(DATASET EXTRACT):
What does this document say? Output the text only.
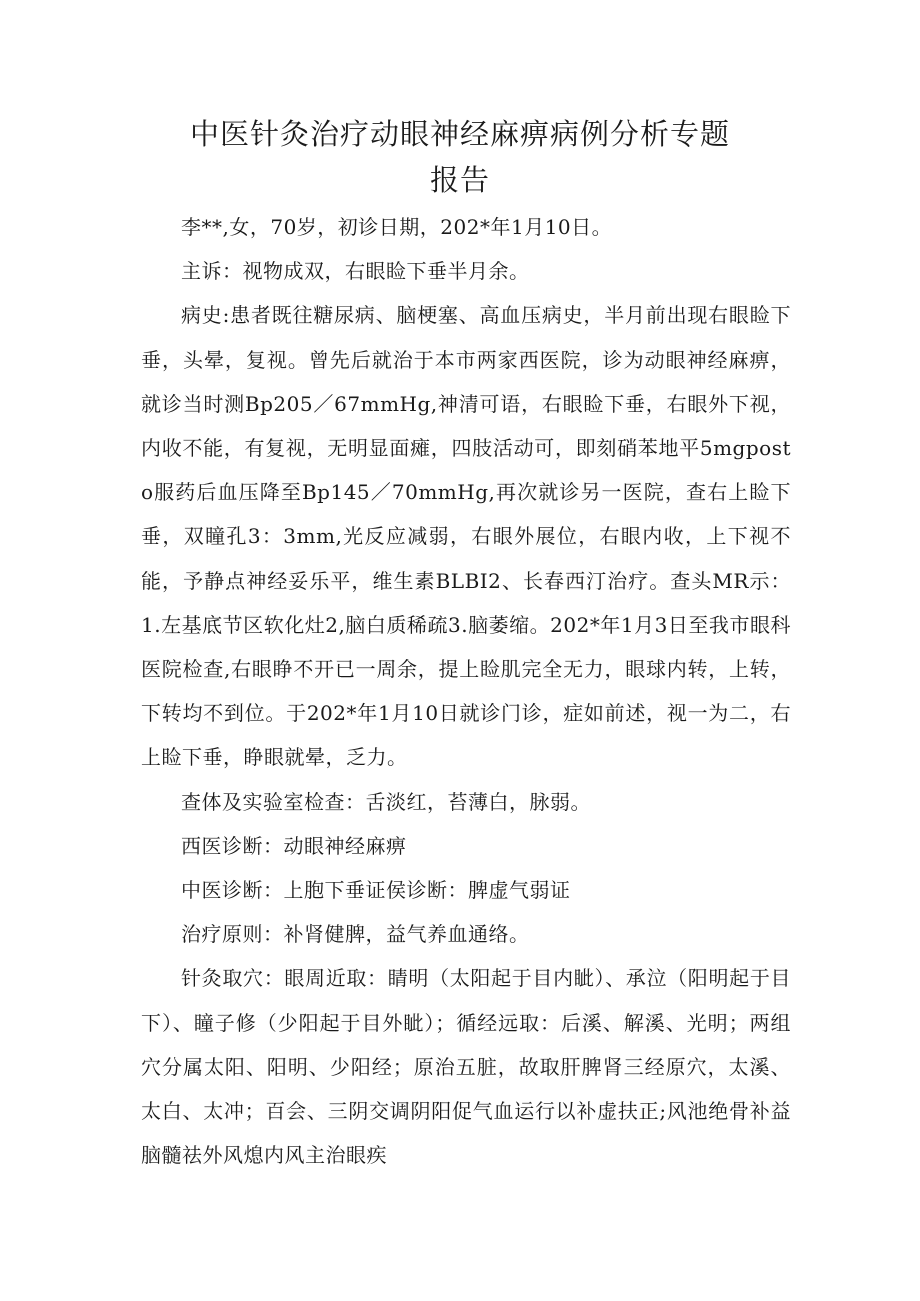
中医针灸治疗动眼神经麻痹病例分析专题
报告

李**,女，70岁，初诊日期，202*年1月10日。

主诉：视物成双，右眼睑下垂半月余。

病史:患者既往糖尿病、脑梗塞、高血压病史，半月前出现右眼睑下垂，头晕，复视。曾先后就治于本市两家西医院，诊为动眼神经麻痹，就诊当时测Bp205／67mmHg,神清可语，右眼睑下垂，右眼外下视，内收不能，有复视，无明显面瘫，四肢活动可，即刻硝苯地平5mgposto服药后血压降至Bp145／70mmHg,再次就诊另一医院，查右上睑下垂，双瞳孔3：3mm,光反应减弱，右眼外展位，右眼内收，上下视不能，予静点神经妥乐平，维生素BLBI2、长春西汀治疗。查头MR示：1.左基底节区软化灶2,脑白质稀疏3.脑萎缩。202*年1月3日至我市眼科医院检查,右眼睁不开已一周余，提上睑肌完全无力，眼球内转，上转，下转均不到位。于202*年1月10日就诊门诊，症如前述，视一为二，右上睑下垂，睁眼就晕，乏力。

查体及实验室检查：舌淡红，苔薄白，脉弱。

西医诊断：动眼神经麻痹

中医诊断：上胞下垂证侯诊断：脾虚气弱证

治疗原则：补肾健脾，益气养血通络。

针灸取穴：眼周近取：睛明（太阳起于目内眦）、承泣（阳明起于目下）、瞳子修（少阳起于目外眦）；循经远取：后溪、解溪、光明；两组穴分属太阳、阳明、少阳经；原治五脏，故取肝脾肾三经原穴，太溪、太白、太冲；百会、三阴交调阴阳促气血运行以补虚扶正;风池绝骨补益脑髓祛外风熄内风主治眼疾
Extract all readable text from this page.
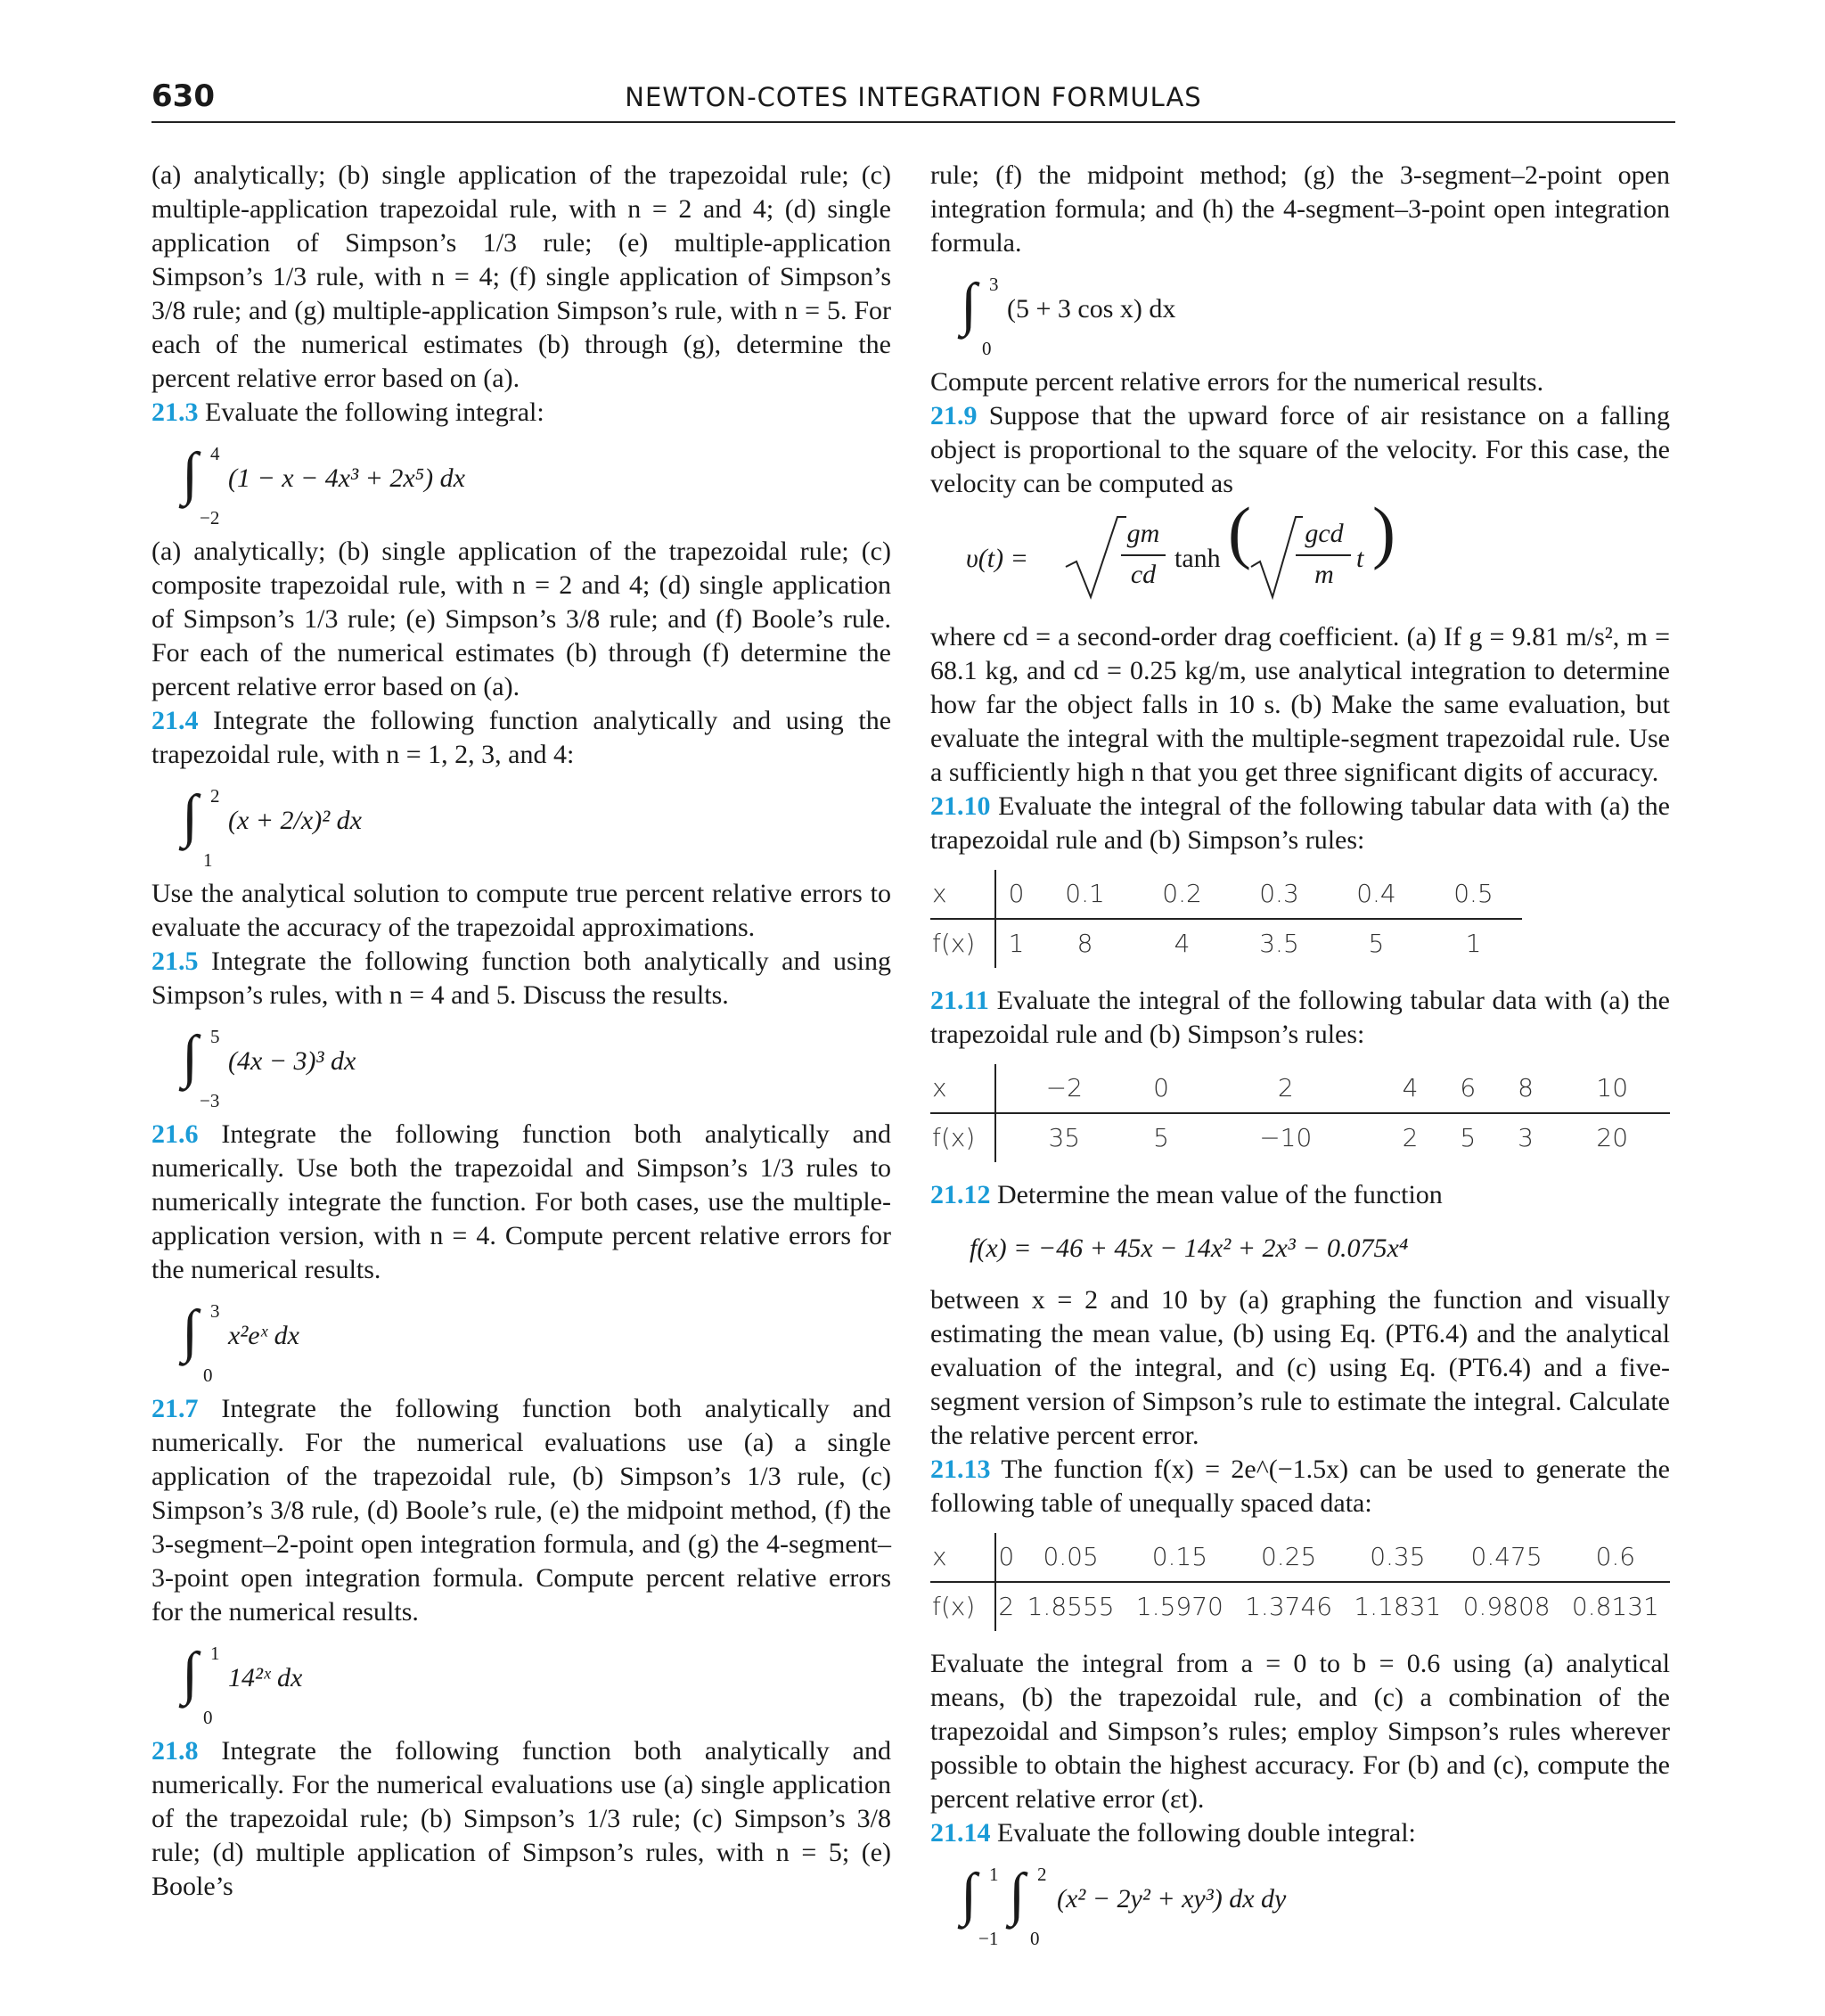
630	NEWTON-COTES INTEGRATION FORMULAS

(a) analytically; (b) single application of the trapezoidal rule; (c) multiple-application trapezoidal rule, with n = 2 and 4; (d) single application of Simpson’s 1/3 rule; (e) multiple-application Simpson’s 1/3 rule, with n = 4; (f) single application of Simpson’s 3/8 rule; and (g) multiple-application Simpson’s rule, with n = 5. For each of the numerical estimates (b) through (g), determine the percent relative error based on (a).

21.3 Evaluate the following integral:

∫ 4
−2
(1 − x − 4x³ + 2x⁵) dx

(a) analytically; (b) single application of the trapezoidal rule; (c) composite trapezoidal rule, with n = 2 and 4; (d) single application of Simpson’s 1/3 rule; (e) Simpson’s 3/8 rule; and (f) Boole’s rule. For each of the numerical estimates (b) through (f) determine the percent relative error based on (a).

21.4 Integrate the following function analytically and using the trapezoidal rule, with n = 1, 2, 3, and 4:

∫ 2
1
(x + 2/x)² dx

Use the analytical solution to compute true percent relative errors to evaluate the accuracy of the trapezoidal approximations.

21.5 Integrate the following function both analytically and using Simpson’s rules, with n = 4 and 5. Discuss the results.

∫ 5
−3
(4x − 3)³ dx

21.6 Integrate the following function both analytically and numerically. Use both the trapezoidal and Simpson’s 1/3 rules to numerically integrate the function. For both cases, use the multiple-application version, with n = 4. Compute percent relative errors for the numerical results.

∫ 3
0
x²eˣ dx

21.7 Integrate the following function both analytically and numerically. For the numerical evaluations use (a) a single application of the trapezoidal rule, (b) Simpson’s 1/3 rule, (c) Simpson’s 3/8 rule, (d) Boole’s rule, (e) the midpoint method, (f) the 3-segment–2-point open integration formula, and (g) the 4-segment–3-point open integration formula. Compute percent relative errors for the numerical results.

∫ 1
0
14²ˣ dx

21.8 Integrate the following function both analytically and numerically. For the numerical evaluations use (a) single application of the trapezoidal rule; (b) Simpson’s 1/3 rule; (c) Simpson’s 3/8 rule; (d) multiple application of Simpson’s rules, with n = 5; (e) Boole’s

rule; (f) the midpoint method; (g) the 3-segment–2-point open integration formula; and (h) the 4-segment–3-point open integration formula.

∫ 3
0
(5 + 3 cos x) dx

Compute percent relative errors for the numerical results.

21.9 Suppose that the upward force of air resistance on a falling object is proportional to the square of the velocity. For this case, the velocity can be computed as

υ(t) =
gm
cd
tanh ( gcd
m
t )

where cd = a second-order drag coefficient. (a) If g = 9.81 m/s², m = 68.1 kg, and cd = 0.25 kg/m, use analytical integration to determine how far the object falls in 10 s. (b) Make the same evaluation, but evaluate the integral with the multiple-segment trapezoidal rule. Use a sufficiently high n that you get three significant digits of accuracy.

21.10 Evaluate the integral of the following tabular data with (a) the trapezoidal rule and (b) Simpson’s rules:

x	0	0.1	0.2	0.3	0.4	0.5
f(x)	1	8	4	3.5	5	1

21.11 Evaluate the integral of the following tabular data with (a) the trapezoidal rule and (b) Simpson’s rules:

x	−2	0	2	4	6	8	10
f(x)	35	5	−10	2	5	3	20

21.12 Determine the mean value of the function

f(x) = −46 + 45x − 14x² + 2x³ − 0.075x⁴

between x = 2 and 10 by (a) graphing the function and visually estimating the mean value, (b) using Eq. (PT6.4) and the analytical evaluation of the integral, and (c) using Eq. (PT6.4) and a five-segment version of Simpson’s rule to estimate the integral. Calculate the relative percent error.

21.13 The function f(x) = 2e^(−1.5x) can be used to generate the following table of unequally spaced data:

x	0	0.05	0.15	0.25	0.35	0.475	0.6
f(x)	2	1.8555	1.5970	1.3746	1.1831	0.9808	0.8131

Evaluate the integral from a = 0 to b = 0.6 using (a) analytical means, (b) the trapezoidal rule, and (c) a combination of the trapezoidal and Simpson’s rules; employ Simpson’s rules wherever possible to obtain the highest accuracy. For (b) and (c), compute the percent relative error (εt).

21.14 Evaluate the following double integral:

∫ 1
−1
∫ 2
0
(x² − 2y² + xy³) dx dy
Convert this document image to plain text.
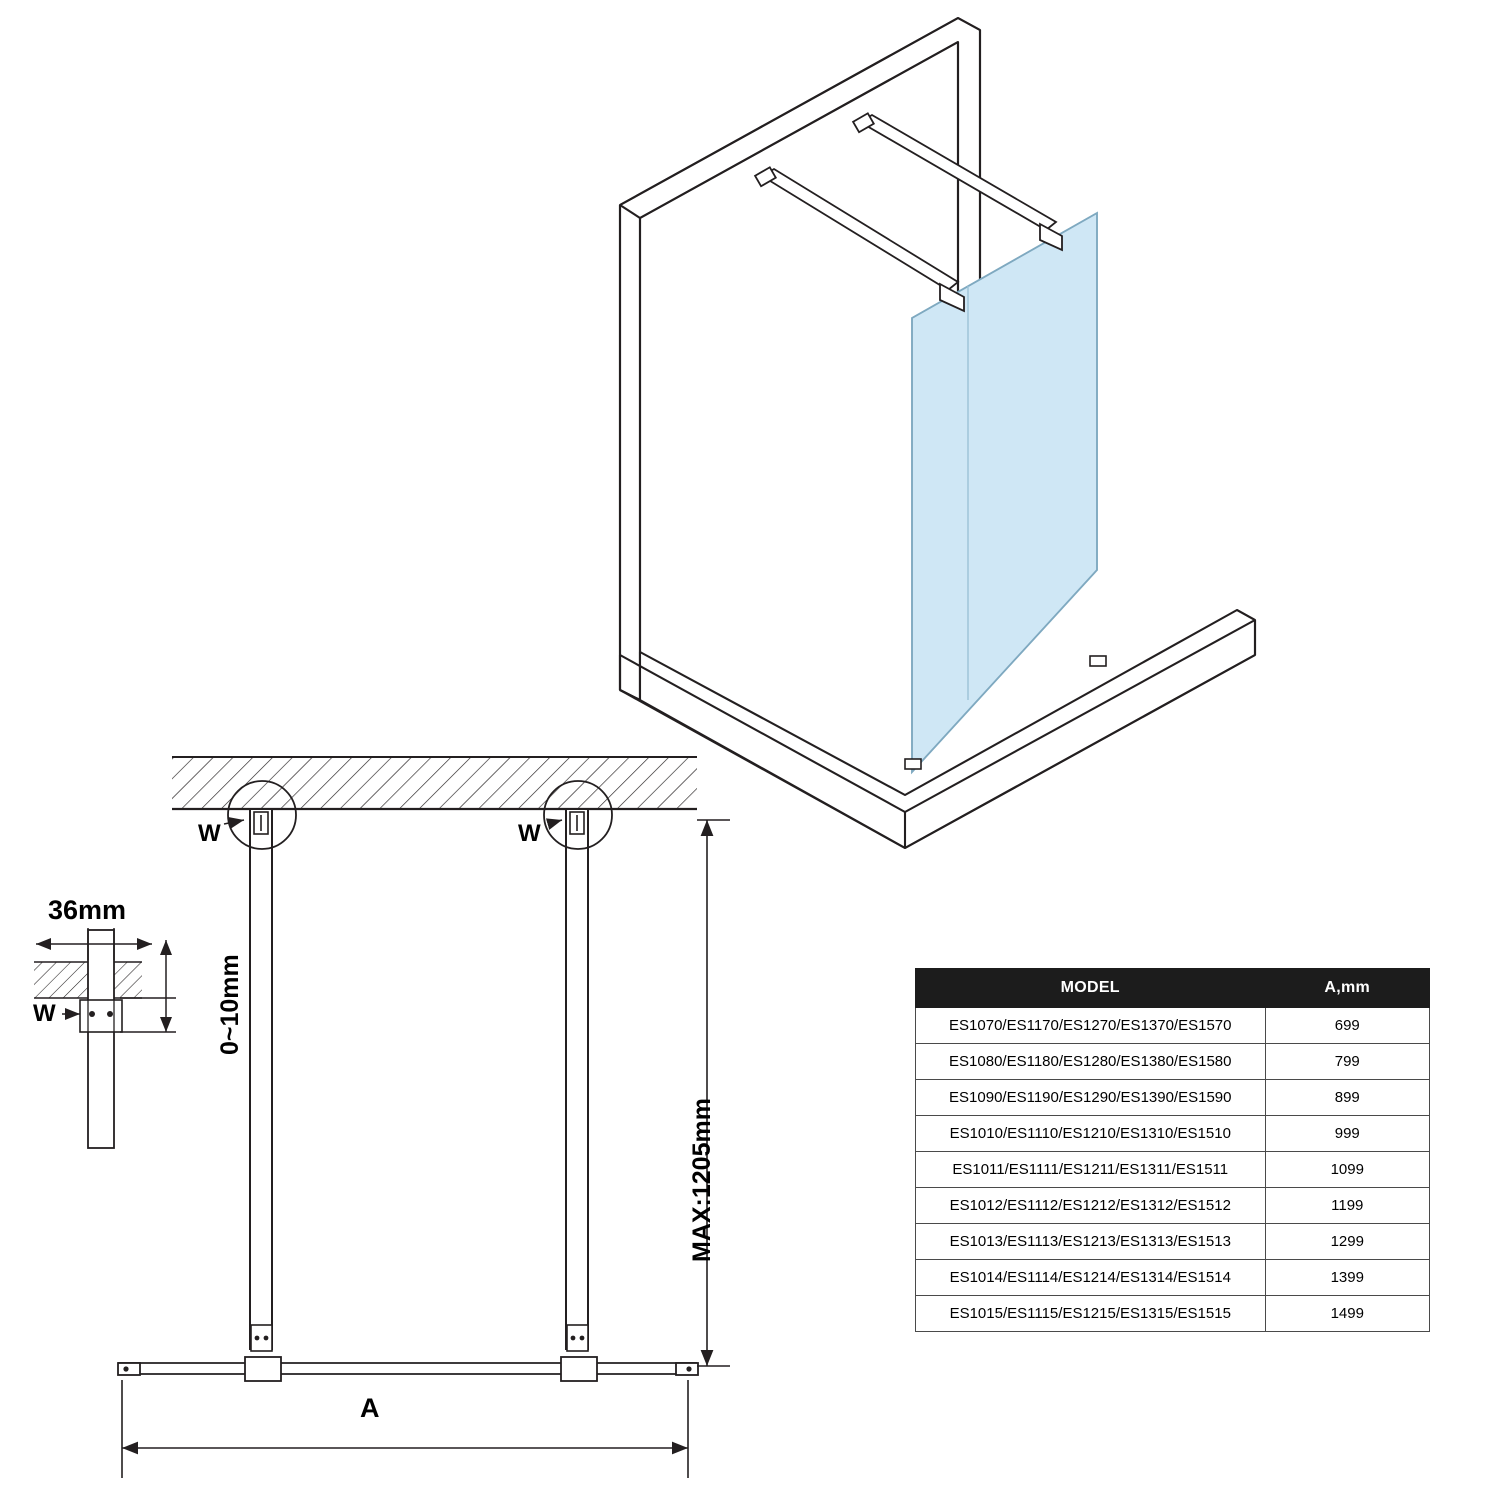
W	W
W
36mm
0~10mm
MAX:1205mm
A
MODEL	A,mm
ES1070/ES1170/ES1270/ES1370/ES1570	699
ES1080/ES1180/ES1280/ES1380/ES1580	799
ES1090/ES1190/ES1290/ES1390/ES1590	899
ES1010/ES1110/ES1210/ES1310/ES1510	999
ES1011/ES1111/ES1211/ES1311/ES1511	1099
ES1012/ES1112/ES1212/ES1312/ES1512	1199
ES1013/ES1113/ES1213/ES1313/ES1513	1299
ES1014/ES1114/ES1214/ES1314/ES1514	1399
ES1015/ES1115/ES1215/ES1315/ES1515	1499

(WHAT IS ASKED): Go through the listing above and return every line where the word "from" occurs.

(RESPONSE TO THE EXERCISE):
Extract all readable text from this page.
Evaluate the integral from a = 0 to b = 0.6 using (a) analytical means, (b) the trapezoidal rule, and (c) a combination of the trapezoidal and Simpson’s rules; employ Simpson’s rules wherever possible to obtain the highest accuracy. For (b) and (c), compute the percent relative error (εt).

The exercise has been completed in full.